> [Given exercise]: Reproduce the lines of the records verbatim, beginning with the line containing "agency-address — [0, 76, 770, 93]" and continuing through the line containing "agency-name: WEST VIRGINIA".

━━━ Provided data ━━━

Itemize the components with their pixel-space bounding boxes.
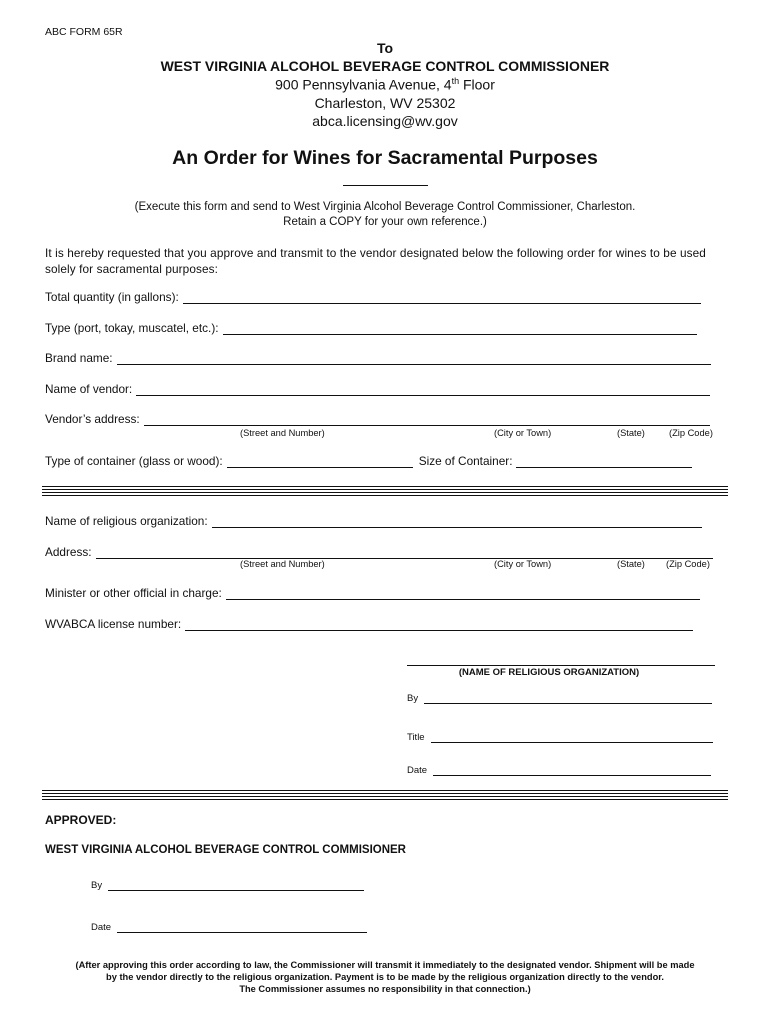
agency-address — [0, 76, 770, 93]
container-type-line[interactable] — [227, 457, 413, 468]
brand-name-line[interactable] — [117, 354, 711, 365]
container-size-label: Size of Container: — [418, 454, 513, 468]
container-type-label: Type of container (glass or wood): — [45, 454, 223, 468]
org-street-sublabel: (Street and Number) — [240, 559, 325, 569]
container-field[interactable] — [45, 454, 692, 468]
agency-name: WEST VIRGINIA ALCOHOL BEVERAGE CONTROL COMMISSIONER — [160, 58, 610, 74]
address-street: 900 Pennsylvania Avenue, 4 — [275, 76, 452, 93]
org-address-field[interactable] — [45, 545, 713, 559]
form-code: ABC FORM 65R — [45, 26, 123, 38]
total-quantity-label: Total quantity (in gallons): — [45, 290, 179, 304]
approval-date-field[interactable] — [91, 922, 367, 933]
org-title-line[interactable] — [431, 733, 713, 743]
footer-line-2: by the vendor directly to the religious organization. Payment is to be made by the religious organization directly to the vendor. — [106, 972, 664, 982]
org-city-sublabel: (City or Town) — [494, 559, 552, 569]
minister-field[interactable] — [45, 586, 700, 600]
section-divider-2 — [42, 790, 728, 800]
vendor-zip-sublabel: (Zip Code) — [669, 428, 713, 438]
vendor-city-sublabel: (City or Town) — [494, 428, 552, 438]
org-signature-line[interactable] — [407, 665, 715, 666]
container-size-line[interactable] — [516, 457, 692, 468]
license-number-field[interactable] — [45, 617, 693, 631]
instructions-line-2: Retain a COPY for your own reference.) — [283, 216, 487, 228]
vendor-address-line[interactable] — [144, 415, 710, 426]
footer-note — [40, 959, 730, 995]
org-by-field[interactable] — [407, 693, 712, 704]
intro-paragraph: It is hereby requested that you approve and transmit to the vendor designated below the following order for wines to be used solely for sacramental purposes: — [45, 246, 706, 276]
license-number-label: WVABCA license number: — [45, 617, 182, 631]
minister-line[interactable] — [226, 589, 700, 600]
to-label: To — [376, 40, 394, 56]
religious-org-line[interactable] — [212, 517, 702, 528]
instructions-line-1: (Execute this form and send to West Virginia Alcohol Beverage Control Commissioner, Charleston. — [134, 201, 636, 213]
religious-org-label: Name of religious organization: — [45, 514, 208, 528]
org-zip-sublabel: (Zip Code) — [666, 559, 710, 569]
total-quantity-field[interactable] — [45, 290, 701, 304]
section-divider-1 — [42, 486, 728, 496]
org-title-field[interactable] — [407, 732, 713, 743]
org-state-sublabel: (State) — [617, 559, 645, 569]
brand-name-field[interactable] — [45, 351, 711, 365]
wine-type-label: Type (port, tokay, muscatel, etc.): — [45, 321, 219, 335]
form-title: An Order for Wines for Sacramental Purposes — [172, 147, 598, 169]
org-address-label: Address: — [45, 545, 92, 559]
minister-label: Minister or other official in charge: — [45, 586, 222, 600]
religious-org-field[interactable] — [45, 514, 702, 528]
org-by-line[interactable] — [424, 694, 712, 704]
vendor-address-label: Vendor’s address: — [45, 412, 140, 426]
vendor-address-field[interactable] — [45, 412, 710, 426]
vendor-state-sublabel: (State) — [617, 428, 645, 438]
org-title-label: Title — [407, 732, 425, 743]
org-address-line[interactable] — [96, 548, 713, 559]
vendor-name-line[interactable] — [136, 385, 710, 396]
address-floor: Floor — [459, 76, 495, 93]
org-date-label: Date — [407, 765, 428, 776]
wine-type-line[interactable] — [223, 324, 697, 335]
approval-by-label: By — [91, 880, 103, 891]
approval-date-line[interactable] — [117, 923, 367, 933]
agency-city: Charleston, WV 25302 — [314, 95, 456, 111]
org-date-line[interactable] — [433, 766, 711, 776]
approval-by-field[interactable] — [91, 880, 364, 891]
title-underline — [343, 185, 428, 186]
approval-date-label: Date — [91, 922, 112, 933]
org-by-label: By — [407, 693, 419, 704]
total-quantity-line[interactable] — [183, 293, 701, 304]
agency-email: abca.licensing@wv.gov — [312, 113, 458, 129]
commissioner-heading: WEST VIRGINIA ALCOHOL BEVERAGE CONTROL COMMISIONER — [45, 844, 406, 856]
wine-type-field[interactable] — [45, 321, 697, 335]
org-name-caption: (NAME OF RELIGIOUS ORGANIZATION) — [458, 667, 640, 678]
vendor-name-label: Name of vendor: — [45, 382, 133, 396]
address-ordinal: th — [451, 76, 460, 86]
approved-heading: APPROVED: — [45, 813, 117, 827]
footer-line-3: The Commissioner assumes no responsibility in that connection.) — [239, 984, 531, 994]
org-date-field[interactable] — [407, 765, 711, 776]
approval-by-line[interactable] — [108, 881, 364, 891]
vendor-name-field[interactable] — [45, 382, 710, 396]
license-number-line[interactable] — [185, 620, 693, 631]
vendor-street-sublabel: (Street and Number) — [240, 428, 325, 438]
brand-name-label: Brand name: — [45, 351, 113, 365]
footer-line-1: (After approving this order according to law, the Commissioner will transmit it immediately to the designated vendor. Shipment will be made — [75, 960, 695, 970]
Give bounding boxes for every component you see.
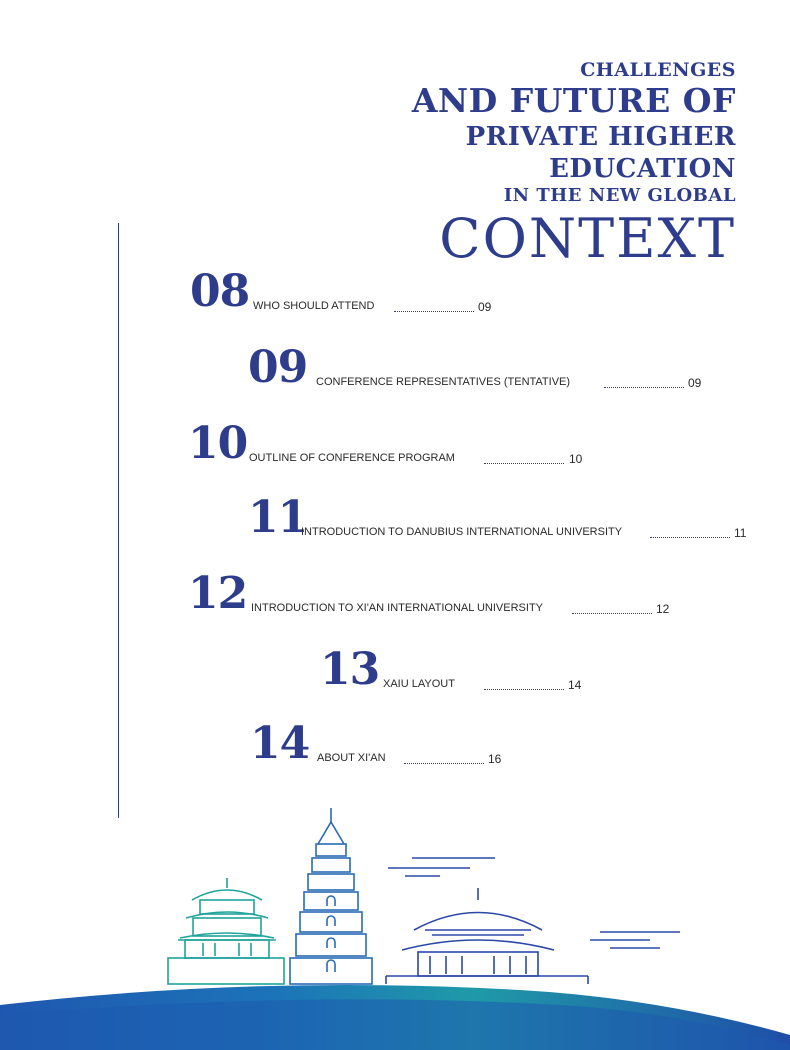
toc-leader-dots	[394, 311, 474, 312]
big-wild-goose-pagoda-icon	[290, 808, 372, 984]
bell-tower-icon	[168, 878, 284, 984]
toc-number: 14	[250, 718, 310, 769]
title-line-5: IN THE NEW GLOBAL	[503, 185, 736, 206]
toc-page-number: 16	[488, 752, 502, 766]
toc-page-number: 09	[478, 300, 492, 314]
temple-hall-icon	[386, 888, 588, 984]
toc-label[interactable]: XAIU LAYOUT	[383, 678, 455, 690]
toc-label[interactable]: OUTLINE OF CONFERENCE PROGRAM	[249, 452, 455, 464]
toc-leader-dots	[484, 463, 564, 464]
toc-row-09[interactable]	[248, 330, 718, 393]
toc-page-number: 10	[569, 452, 583, 466]
title-line-6: CONTEXT	[439, 207, 736, 270]
toc-leader-dots	[484, 689, 564, 690]
toc-number: 12	[188, 568, 248, 619]
toc-page-number: 11	[734, 526, 747, 540]
toc-number: 09	[248, 342, 308, 393]
toc-row-08[interactable]	[190, 254, 510, 317]
toc-page-number: 12	[656, 602, 670, 616]
toc-row-11[interactable]	[248, 480, 768, 543]
toc-label[interactable]: CONFERENCE REPRESENTATIVES (TENTATIVE)	[316, 376, 571, 388]
title-line-1: CHALLENGES	[580, 59, 736, 81]
decorative-lines-left	[78, 935, 160, 953]
decorative-lines-right	[388, 858, 680, 948]
xian-skyline-illustration	[0, 800, 790, 1050]
title-line-4: EDUCATION	[549, 154, 736, 184]
toc-leader-dots	[604, 387, 684, 388]
toc-leader-dots	[404, 763, 484, 764]
toc-label[interactable]: INTRODUCTION TO XI'AN INTERNATIONAL UNIVERSITY	[251, 602, 543, 614]
title-line-3: PRIVATE HIGHER	[465, 122, 736, 152]
toc-number: 10	[188, 418, 248, 469]
title-line-2: AND FUTURE OF	[411, 81, 736, 120]
toc-label[interactable]: ABOUT XI'AN	[317, 752, 386, 764]
vertical-divider	[118, 223, 119, 818]
toc-number: 13	[320, 644, 380, 695]
toc-leader-dots	[650, 537, 730, 538]
toc-row-14[interactable]	[250, 706, 530, 769]
toc-number: 11	[248, 492, 308, 543]
toc-row-10[interactable]	[188, 406, 598, 469]
cover-title	[412, 58, 736, 270]
toc-label[interactable]: INTRODUCTION TO DANUBIUS INTERNATIONAL UNIVERSITY	[301, 526, 623, 538]
toc-page-number: 14	[568, 678, 582, 692]
toc-number: 08	[190, 266, 250, 317]
toc-row-12[interactable]	[188, 556, 688, 619]
toc-row-13[interactable]	[320, 632, 600, 695]
toc-label[interactable]: WHO SHOULD ATTEND	[253, 300, 375, 312]
toc-leader-dots	[572, 613, 652, 614]
toc-page-number: 09	[688, 376, 702, 390]
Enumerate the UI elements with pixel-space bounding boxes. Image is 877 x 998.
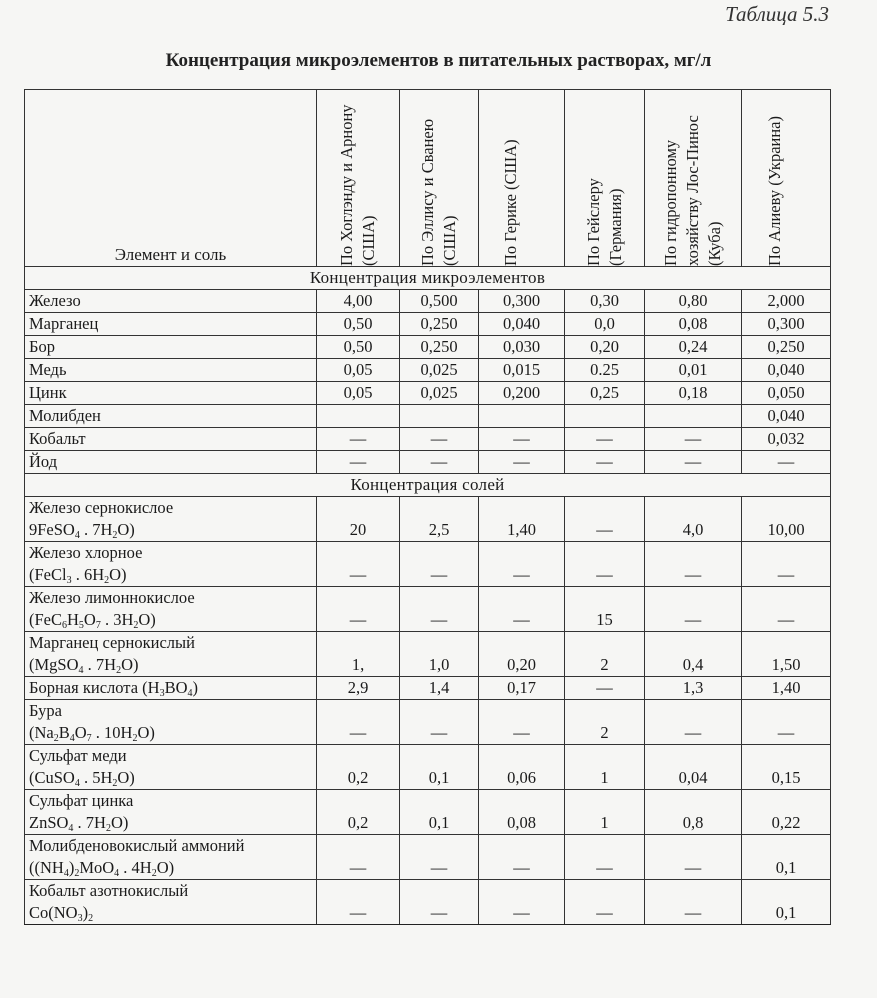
- value-cell: 0,2: [317, 745, 400, 790]
- value-cell: 10,00: [742, 497, 831, 542]
- value-cell: —: [317, 428, 400, 451]
- table-row: [25, 880, 831, 925]
- value-cell: 0,24: [645, 336, 742, 359]
- value-cell: —: [645, 700, 742, 745]
- element-name: Молибден: [25, 405, 317, 428]
- value-cell: 0,80: [645, 290, 742, 313]
- value-cell: —: [400, 700, 479, 745]
- salt-name-line: Марганец сернокислый: [29, 633, 195, 652]
- table-row: [25, 405, 831, 428]
- table-row: [25, 428, 831, 451]
- table-row: [25, 336, 831, 359]
- value-cell: —: [742, 451, 831, 474]
- value-cell: —: [317, 451, 400, 474]
- value-cell: —: [317, 700, 400, 745]
- header-col-1: По Хоглэнду и Арнону (США): [317, 90, 400, 267]
- salt-name: [25, 700, 317, 745]
- value-cell: 4,0: [645, 497, 742, 542]
- value-cell: —: [479, 428, 565, 451]
- value-cell: —: [317, 542, 400, 587]
- value-cell: —: [645, 880, 742, 925]
- table-row: [25, 382, 831, 405]
- table-row: [25, 451, 831, 474]
- section-title: Концентрация микроэлементов: [25, 267, 831, 290]
- value-cell: 15: [565, 587, 645, 632]
- value-cell: —: [565, 428, 645, 451]
- value-cell: 2: [565, 700, 645, 745]
- value-cell: 0,08: [645, 313, 742, 336]
- salt-name: [25, 542, 317, 587]
- table-row: [25, 632, 831, 677]
- value-cell: —: [317, 587, 400, 632]
- value-cell: 0,50: [317, 336, 400, 359]
- value-cell: 0,032: [742, 428, 831, 451]
- header-col-2: По Эллису и Сванею (США): [400, 90, 479, 267]
- value-cell: —: [317, 880, 400, 925]
- value-cell: —: [479, 542, 565, 587]
- table-title: Концентрация микроэлементов в питательных растворах, мг/л: [165, 50, 712, 71]
- value-cell: 0,25: [565, 382, 645, 405]
- header-element-col: Элемент и соль: [25, 90, 317, 267]
- table-row: [25, 700, 831, 745]
- value-cell: 0,250: [400, 336, 479, 359]
- value-cell: —: [565, 677, 645, 700]
- salt-name-line: Кобальт азотнокислый: [29, 881, 189, 900]
- value-cell: —: [400, 880, 479, 925]
- value-cell: —: [742, 542, 831, 587]
- value-cell: 4,00: [317, 290, 400, 313]
- salt-name: [25, 790, 317, 835]
- value-cell: 1: [565, 745, 645, 790]
- value-cell: —: [565, 880, 645, 925]
- salt-name-line: Железо лимоннокислое: [29, 588, 195, 607]
- salt-name: [25, 745, 317, 790]
- value-cell: 0,30: [565, 290, 645, 313]
- salt-name-line: Железо сернокислое: [29, 498, 174, 517]
- header-col-4: По Гейслеру (Германия): [565, 90, 645, 267]
- salt-name: [25, 880, 317, 925]
- header-row: [25, 90, 831, 267]
- value-cell: 0,040: [479, 313, 565, 336]
- value-cell: 0,4: [645, 632, 742, 677]
- value-cell: 0,8: [645, 790, 742, 835]
- salt-formula: $Co(NO_3)_2$: [29, 903, 94, 924]
- value-cell: 0,1: [400, 745, 479, 790]
- table-row: [25, 587, 831, 632]
- value-cell: 1,40: [742, 677, 831, 700]
- salt-formula: ZnSO$_4$ . $7H_2O$): [29, 813, 129, 834]
- value-cell: 0,500: [400, 290, 479, 313]
- value-cell: 0,20: [565, 336, 645, 359]
- salt-formula: ($Na_2B_4O_7$ . $10H_2O$): [29, 723, 155, 744]
- value-cell: [479, 405, 565, 428]
- value-cell: 0,04: [645, 745, 742, 790]
- value-cell: —: [645, 587, 742, 632]
- value-cell: 0,200: [479, 382, 565, 405]
- value-cell: 0,06: [479, 745, 565, 790]
- value-cell: —: [565, 542, 645, 587]
- section-microelements: [25, 267, 831, 290]
- salt-name-line: Молибденовокислый аммоний: [29, 836, 245, 855]
- value-cell: 0,18: [645, 382, 742, 405]
- value-cell: 0,300: [742, 313, 831, 336]
- table-row: [25, 497, 831, 542]
- salt-formula: ($(NH_4)_2MoO_4$ . $4H_2O$): [29, 858, 175, 879]
- value-cell: 2: [565, 632, 645, 677]
- value-cell: 0,250: [400, 313, 479, 336]
- salt-name-line: Сульфат меди: [29, 746, 127, 765]
- value-cell: —: [400, 542, 479, 587]
- value-cell: —: [479, 587, 565, 632]
- value-cell: 0,08: [479, 790, 565, 835]
- value-cell: [645, 405, 742, 428]
- value-cell: 0,015: [479, 359, 565, 382]
- value-cell: —: [400, 587, 479, 632]
- table-row: [25, 290, 831, 313]
- salt-formula: (MgSO$_4$ . $7H_2O$): [29, 655, 139, 676]
- salt-name-line: Сульфат цинка: [29, 791, 134, 810]
- element-name: Йод: [25, 451, 317, 474]
- value-cell: 0,040: [742, 359, 831, 382]
- value-cell: —: [317, 835, 400, 880]
- element-name: Бор: [25, 336, 317, 359]
- element-name: Цинк: [25, 382, 317, 405]
- value-cell: 0,05: [317, 382, 400, 405]
- value-cell: 2,9: [317, 677, 400, 700]
- value-cell: —: [565, 497, 645, 542]
- value-cell: 1,50: [742, 632, 831, 677]
- section-title: Концентрация солей: [25, 474, 831, 497]
- table-row: [25, 745, 831, 790]
- value-cell: —: [565, 451, 645, 474]
- salt-formula: Борная кислота $(H_3BO_4)$: [29, 678, 198, 699]
- value-cell: —: [645, 835, 742, 880]
- salt-name-line: Железо хлорное: [29, 543, 143, 562]
- value-cell: 0,1: [742, 880, 831, 925]
- header-col-3: По Герике (США): [479, 90, 565, 267]
- salt-name: [25, 835, 317, 880]
- header-col-6: По Алиеву (Украина): [742, 90, 831, 267]
- value-cell: 20: [317, 497, 400, 542]
- value-cell: 0,040: [742, 405, 831, 428]
- table-row: [25, 790, 831, 835]
- value-cell: —: [645, 542, 742, 587]
- element-name: Медь: [25, 359, 317, 382]
- value-cell: —: [479, 880, 565, 925]
- value-cell: 2,000: [742, 290, 831, 313]
- table-row: [25, 313, 831, 336]
- value-cell: 0,01: [645, 359, 742, 382]
- value-cell: 0,20: [479, 632, 565, 677]
- value-cell: [400, 405, 479, 428]
- salt-formula: 9FeSO$_4$ . $7H_2O$): [29, 520, 135, 541]
- value-cell: —: [645, 451, 742, 474]
- table-row: [25, 359, 831, 382]
- value-cell: —: [479, 835, 565, 880]
- salt-formula: ($FeC_6H_5O_7$ . $3H_2O$): [29, 610, 156, 631]
- table-row: [25, 835, 831, 880]
- value-cell: 0,2: [317, 790, 400, 835]
- value-cell: 0,22: [742, 790, 831, 835]
- value-cell: [565, 405, 645, 428]
- value-cell: 2,5: [400, 497, 479, 542]
- value-cell: 0,050: [742, 382, 831, 405]
- section-salts: [25, 474, 831, 497]
- value-cell: 0,1: [742, 835, 831, 880]
- salt-name-line: Бура: [29, 701, 62, 720]
- value-cell: 1,: [317, 632, 400, 677]
- header-col-5: По гидропонному хозяйству Лос-Пинос (Куба): [645, 90, 742, 267]
- value-cell: 0,50: [317, 313, 400, 336]
- table-row: [25, 677, 831, 700]
- value-cell: —: [565, 835, 645, 880]
- value-cell: 0,300: [479, 290, 565, 313]
- value-cell: 1,40: [479, 497, 565, 542]
- value-cell: 0,025: [400, 382, 479, 405]
- value-cell: 1,3: [645, 677, 742, 700]
- value-cell: 0,0: [565, 313, 645, 336]
- value-cell: —: [645, 428, 742, 451]
- element-name: Железо: [25, 290, 317, 313]
- value-cell: 0,250: [742, 336, 831, 359]
- salt-name: [25, 677, 317, 700]
- table-row: [25, 542, 831, 587]
- value-cell: —: [400, 835, 479, 880]
- value-cell: —: [742, 700, 831, 745]
- salt-formula: (FeCl$_3$ . $6H_2O$): [29, 565, 127, 586]
- value-cell: —: [400, 428, 479, 451]
- value-cell: 0,025: [400, 359, 479, 382]
- element-name: Кобальт: [25, 428, 317, 451]
- value-cell: 0,05: [317, 359, 400, 382]
- salt-name: [25, 632, 317, 677]
- value-cell: 0,17: [479, 677, 565, 700]
- value-cell: —: [479, 700, 565, 745]
- value-cell: 0,15: [742, 745, 831, 790]
- element-name: Марганец: [25, 313, 317, 336]
- value-cell: 1: [565, 790, 645, 835]
- table-number-label: Таблица 5.3: [725, 2, 829, 26]
- value-cell: 0.25: [565, 359, 645, 382]
- value-cell: 0,1: [400, 790, 479, 835]
- concentration-table: [24, 89, 831, 925]
- value-cell: 1,0: [400, 632, 479, 677]
- value-cell: —: [400, 451, 479, 474]
- value-cell: [317, 405, 400, 428]
- salt-name: [25, 587, 317, 632]
- value-cell: 0,030: [479, 336, 565, 359]
- value-cell: —: [479, 451, 565, 474]
- value-cell: 1,4: [400, 677, 479, 700]
- salt-name: [25, 497, 317, 542]
- value-cell: —: [742, 587, 831, 632]
- salt-formula: (CuSO$_4$ . $5H_2O$): [29, 768, 135, 789]
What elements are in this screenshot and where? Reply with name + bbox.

━━━

> [Correct answer]:
agency-address — [0, 76, 770, 93]
container-type-line[interactable] — [227, 457, 413, 468]
brand-name-line[interactable] — [117, 354, 711, 365]
container-size-label: Size of Container: — [418, 454, 513, 468]
container-type-label: Type of container (glass or wood): — [45, 454, 223, 468]
org-street-sublabel: (Street and Number) — [240, 559, 325, 569]
container-field[interactable] — [45, 454, 692, 468]
agency-name: WEST VIRGINIA ALCOHOL BEVERAGE CONTROL COMMISSIONER — [160, 58, 610, 74]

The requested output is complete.